(Extracted records)
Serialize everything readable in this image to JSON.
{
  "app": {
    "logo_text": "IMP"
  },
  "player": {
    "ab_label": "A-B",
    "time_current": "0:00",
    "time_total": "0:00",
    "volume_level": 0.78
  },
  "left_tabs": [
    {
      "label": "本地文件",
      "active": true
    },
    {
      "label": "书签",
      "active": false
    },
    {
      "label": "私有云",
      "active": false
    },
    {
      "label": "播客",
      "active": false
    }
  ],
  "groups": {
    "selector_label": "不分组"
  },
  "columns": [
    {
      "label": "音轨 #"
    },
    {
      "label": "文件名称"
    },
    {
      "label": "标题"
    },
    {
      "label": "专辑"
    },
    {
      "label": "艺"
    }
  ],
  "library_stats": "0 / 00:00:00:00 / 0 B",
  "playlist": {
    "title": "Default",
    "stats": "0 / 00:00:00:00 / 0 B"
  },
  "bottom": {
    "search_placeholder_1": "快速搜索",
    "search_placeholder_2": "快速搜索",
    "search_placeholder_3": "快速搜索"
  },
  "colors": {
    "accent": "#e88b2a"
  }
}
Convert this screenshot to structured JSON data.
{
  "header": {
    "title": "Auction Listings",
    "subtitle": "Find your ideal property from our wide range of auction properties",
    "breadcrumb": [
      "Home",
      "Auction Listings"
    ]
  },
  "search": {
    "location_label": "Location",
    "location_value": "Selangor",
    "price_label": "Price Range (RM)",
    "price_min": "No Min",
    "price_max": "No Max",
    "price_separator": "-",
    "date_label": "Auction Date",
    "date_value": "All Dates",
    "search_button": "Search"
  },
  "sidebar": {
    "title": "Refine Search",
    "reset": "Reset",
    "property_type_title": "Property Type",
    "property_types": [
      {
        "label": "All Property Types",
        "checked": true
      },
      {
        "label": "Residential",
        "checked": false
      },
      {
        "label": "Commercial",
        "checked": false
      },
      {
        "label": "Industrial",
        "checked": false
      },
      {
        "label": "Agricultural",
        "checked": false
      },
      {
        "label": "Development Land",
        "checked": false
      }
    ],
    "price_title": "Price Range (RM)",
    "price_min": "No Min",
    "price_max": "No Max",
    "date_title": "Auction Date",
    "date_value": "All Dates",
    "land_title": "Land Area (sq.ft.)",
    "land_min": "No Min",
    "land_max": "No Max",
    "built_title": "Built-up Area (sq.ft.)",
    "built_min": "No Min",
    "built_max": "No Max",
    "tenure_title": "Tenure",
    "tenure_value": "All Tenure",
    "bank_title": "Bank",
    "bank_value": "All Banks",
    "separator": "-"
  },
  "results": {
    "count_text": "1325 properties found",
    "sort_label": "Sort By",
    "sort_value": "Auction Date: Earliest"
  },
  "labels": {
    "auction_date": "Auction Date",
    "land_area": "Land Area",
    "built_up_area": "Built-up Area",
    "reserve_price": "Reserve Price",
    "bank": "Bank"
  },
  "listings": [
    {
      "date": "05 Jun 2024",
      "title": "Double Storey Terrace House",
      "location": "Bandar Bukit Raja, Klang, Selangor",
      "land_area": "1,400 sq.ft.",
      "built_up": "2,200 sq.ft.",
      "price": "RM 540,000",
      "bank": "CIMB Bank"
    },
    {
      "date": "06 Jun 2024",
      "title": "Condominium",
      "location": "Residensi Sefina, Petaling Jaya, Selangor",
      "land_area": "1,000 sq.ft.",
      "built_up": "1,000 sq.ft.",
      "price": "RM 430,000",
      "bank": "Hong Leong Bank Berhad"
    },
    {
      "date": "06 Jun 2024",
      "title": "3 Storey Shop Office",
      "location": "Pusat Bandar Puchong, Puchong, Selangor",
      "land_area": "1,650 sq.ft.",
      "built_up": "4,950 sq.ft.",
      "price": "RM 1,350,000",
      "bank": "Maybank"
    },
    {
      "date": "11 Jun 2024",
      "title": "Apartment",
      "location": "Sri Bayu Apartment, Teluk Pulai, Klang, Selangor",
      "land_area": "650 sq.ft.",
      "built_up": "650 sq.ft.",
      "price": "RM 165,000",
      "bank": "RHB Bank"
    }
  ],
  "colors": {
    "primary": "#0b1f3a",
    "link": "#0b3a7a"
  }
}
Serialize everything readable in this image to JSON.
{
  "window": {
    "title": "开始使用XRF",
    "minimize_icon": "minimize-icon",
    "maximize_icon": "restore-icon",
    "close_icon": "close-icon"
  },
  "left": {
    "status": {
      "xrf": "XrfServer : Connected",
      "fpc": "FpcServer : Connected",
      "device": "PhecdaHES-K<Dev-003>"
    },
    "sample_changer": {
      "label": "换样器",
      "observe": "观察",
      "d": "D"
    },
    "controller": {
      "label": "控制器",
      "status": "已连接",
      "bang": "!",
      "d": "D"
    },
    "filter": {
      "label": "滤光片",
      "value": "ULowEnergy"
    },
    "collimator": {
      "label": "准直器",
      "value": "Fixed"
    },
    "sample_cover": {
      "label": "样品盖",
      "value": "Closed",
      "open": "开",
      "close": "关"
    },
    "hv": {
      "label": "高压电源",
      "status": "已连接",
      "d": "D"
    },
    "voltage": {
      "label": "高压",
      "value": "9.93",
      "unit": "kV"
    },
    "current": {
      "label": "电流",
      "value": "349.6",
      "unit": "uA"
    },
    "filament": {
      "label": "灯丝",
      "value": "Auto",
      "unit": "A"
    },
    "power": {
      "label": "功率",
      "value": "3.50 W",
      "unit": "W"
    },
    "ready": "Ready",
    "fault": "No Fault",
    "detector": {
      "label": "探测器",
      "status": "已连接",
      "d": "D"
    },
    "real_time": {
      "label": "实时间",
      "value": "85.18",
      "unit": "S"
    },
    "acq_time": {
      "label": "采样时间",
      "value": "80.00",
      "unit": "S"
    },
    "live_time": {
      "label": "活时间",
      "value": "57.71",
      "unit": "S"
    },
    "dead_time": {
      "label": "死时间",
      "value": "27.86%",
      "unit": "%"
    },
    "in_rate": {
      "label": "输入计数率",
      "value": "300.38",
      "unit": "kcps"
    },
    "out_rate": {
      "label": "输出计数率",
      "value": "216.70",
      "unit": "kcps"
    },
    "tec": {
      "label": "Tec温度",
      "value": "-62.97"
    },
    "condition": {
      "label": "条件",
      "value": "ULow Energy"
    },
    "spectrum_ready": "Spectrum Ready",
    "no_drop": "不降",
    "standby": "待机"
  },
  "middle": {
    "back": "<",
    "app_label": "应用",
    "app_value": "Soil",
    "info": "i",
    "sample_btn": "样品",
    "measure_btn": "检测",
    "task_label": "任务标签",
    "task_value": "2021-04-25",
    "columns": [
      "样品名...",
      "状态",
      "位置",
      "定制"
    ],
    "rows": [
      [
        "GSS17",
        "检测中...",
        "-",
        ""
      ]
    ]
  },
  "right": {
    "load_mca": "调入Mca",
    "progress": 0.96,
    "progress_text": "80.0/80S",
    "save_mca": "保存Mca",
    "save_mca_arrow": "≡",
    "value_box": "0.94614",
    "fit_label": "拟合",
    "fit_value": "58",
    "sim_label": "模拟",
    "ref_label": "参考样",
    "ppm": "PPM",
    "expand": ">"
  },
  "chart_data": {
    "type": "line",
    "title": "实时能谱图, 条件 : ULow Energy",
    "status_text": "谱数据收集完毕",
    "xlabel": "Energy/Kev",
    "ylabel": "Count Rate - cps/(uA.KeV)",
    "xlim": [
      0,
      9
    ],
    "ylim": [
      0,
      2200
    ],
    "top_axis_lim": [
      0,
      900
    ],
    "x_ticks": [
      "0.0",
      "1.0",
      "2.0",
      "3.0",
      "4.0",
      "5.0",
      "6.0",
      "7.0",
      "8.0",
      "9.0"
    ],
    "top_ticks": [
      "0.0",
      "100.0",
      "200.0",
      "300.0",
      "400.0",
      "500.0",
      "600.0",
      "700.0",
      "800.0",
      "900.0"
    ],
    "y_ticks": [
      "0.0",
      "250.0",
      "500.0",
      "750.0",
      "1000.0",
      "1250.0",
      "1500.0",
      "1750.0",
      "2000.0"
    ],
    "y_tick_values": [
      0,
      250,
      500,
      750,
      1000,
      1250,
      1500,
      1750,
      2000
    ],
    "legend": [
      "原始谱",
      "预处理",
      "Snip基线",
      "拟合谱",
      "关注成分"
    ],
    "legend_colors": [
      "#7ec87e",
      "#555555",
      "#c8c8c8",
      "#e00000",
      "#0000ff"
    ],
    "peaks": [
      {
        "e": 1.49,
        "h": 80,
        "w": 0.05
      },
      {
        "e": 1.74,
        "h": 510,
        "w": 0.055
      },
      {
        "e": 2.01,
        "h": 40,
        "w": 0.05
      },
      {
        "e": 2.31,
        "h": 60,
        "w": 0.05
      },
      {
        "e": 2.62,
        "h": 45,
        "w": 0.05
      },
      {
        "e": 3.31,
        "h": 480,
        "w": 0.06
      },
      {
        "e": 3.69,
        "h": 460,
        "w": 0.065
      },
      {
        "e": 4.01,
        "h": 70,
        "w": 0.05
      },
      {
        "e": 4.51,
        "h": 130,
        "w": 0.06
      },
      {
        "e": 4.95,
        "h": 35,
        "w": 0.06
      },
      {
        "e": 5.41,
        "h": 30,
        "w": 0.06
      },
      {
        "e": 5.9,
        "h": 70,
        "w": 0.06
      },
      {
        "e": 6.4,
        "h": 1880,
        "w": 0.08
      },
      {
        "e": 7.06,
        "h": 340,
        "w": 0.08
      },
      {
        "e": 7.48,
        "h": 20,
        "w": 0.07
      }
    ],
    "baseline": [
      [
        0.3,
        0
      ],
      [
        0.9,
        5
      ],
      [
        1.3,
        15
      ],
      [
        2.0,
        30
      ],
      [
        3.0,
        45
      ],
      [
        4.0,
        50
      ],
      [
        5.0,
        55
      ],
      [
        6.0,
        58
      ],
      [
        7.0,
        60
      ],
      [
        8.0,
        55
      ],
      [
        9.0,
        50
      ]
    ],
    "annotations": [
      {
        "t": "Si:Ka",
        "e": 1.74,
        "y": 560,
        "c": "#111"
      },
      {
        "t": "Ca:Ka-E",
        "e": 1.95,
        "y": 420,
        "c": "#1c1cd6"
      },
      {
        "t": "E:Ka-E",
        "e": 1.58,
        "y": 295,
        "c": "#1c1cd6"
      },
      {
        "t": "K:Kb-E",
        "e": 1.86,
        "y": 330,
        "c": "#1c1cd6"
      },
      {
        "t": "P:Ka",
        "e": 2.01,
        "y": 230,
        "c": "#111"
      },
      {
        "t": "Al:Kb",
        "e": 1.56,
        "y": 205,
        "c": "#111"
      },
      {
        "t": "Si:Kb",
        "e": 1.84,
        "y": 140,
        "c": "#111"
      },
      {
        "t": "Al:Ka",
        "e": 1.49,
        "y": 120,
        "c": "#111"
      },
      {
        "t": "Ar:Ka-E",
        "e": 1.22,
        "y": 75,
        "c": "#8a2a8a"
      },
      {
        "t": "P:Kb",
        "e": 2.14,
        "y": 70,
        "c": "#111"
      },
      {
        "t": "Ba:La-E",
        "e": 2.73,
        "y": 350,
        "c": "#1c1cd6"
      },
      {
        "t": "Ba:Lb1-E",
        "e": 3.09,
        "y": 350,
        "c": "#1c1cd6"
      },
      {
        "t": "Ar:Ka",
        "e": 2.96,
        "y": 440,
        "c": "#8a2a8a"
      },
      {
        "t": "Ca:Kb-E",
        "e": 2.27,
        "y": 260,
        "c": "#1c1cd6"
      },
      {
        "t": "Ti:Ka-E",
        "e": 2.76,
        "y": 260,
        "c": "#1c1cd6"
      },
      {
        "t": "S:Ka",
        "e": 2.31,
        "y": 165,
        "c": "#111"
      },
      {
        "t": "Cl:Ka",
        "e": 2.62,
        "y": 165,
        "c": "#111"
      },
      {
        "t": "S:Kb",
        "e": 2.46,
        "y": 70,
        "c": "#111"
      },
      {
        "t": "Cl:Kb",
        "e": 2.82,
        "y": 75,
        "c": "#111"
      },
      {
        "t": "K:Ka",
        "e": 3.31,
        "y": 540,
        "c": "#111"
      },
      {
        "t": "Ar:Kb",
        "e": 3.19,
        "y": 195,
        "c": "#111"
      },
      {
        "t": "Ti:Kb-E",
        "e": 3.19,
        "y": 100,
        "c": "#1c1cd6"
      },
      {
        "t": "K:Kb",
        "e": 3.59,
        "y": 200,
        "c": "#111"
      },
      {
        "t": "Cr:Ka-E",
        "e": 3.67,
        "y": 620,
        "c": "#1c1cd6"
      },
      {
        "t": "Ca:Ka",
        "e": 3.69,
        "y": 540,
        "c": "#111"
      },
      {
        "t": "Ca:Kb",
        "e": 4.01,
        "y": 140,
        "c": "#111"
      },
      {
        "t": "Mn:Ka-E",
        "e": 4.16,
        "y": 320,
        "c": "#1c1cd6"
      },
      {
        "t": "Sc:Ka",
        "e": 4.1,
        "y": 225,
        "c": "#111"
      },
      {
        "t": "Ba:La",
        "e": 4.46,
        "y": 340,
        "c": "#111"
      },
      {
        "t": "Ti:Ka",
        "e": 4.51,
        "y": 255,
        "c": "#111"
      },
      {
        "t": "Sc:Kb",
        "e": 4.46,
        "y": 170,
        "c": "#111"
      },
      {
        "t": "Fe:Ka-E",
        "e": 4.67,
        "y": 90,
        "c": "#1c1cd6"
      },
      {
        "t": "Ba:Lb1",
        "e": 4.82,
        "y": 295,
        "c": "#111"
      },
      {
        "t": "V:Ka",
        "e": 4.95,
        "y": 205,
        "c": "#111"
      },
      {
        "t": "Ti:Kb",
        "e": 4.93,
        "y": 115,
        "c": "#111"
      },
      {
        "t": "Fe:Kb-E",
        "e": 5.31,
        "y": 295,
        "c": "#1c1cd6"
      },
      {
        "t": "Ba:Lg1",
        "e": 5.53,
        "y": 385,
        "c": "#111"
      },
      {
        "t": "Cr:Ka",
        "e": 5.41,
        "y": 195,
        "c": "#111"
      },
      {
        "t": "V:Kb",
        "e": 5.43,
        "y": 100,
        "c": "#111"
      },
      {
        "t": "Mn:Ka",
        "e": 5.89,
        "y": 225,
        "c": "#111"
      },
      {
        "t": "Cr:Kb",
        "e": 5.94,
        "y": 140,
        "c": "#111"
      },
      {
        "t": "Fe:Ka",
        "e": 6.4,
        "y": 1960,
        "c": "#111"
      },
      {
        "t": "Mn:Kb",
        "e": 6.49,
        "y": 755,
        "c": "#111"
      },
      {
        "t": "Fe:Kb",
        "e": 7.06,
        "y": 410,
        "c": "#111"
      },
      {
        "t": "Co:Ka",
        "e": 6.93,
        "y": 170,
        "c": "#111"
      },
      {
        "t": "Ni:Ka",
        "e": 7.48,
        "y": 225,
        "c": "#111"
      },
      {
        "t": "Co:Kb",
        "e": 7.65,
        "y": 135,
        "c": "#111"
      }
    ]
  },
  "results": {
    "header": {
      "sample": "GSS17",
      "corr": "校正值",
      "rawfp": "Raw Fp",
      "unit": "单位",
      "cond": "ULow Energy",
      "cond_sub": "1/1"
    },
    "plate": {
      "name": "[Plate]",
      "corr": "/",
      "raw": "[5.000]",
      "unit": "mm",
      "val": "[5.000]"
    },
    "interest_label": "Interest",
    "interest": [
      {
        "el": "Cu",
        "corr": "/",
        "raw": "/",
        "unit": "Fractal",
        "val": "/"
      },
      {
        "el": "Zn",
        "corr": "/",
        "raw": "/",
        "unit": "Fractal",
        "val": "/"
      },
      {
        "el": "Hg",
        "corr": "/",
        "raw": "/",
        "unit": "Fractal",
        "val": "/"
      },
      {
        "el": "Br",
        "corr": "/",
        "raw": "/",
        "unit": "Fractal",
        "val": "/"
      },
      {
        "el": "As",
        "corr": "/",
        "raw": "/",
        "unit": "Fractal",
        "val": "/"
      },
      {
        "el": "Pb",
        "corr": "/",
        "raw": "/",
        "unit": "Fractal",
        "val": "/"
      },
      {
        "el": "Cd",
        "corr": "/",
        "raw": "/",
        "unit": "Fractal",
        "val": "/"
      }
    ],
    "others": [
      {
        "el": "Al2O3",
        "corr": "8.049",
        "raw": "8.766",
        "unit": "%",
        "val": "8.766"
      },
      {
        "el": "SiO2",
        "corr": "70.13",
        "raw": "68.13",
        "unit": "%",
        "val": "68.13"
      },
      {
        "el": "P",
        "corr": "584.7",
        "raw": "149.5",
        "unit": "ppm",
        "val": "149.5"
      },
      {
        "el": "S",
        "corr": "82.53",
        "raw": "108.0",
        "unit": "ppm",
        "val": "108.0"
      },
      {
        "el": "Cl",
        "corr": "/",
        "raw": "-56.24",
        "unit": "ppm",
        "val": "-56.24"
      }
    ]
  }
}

WORK TO BE COMPLETED
Count every line in the listing above that holds "icon", then report only the count.

RESULT
3